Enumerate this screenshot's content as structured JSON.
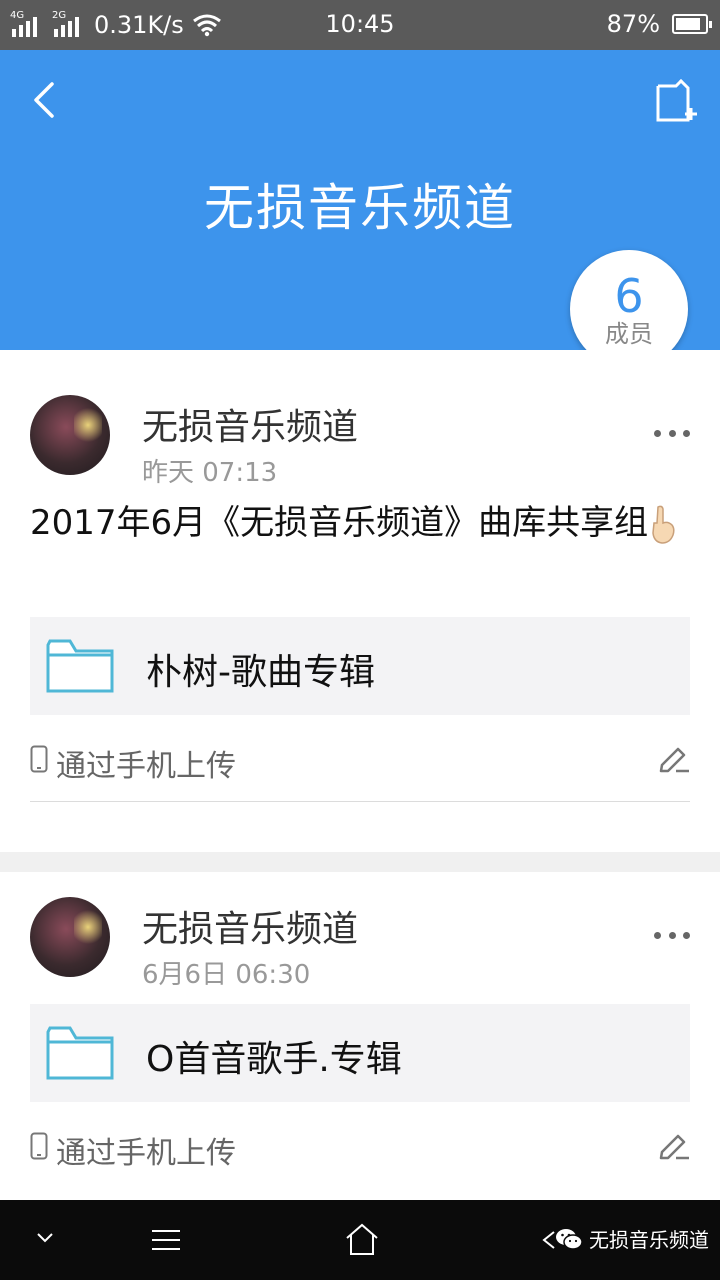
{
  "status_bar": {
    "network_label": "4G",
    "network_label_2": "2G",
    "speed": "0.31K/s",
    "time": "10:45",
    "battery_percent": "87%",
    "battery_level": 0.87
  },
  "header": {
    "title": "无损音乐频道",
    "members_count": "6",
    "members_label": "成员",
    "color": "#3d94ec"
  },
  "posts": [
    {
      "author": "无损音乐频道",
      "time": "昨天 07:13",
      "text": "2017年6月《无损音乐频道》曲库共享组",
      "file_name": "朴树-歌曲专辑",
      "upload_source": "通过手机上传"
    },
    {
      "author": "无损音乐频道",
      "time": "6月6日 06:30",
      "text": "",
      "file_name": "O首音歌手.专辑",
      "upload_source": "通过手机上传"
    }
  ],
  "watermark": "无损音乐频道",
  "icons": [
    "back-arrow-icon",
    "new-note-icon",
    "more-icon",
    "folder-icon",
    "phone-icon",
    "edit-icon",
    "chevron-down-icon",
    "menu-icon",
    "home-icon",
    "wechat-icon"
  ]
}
○ ○ ○ ○
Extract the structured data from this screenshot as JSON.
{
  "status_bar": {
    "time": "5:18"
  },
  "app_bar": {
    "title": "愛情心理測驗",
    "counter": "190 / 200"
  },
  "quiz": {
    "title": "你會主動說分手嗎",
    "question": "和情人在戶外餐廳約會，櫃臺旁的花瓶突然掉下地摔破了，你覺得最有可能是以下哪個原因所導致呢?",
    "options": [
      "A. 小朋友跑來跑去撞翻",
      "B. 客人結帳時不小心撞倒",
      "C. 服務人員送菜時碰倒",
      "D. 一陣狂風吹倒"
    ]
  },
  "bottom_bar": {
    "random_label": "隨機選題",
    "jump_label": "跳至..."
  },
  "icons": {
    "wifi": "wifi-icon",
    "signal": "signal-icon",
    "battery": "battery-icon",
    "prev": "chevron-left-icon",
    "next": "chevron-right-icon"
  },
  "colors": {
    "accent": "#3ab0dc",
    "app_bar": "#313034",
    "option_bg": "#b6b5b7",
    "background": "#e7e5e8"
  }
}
○ ○ ○ ○
→ **GIVEN REQUEST**: Gather each line of the listing containing the word "title" and show it.

→ **FINAL RESULT**:
    "title": "无损音乐频道",
    "title": "愛情心理測驗",
    "title": "你會主動說分手嗎",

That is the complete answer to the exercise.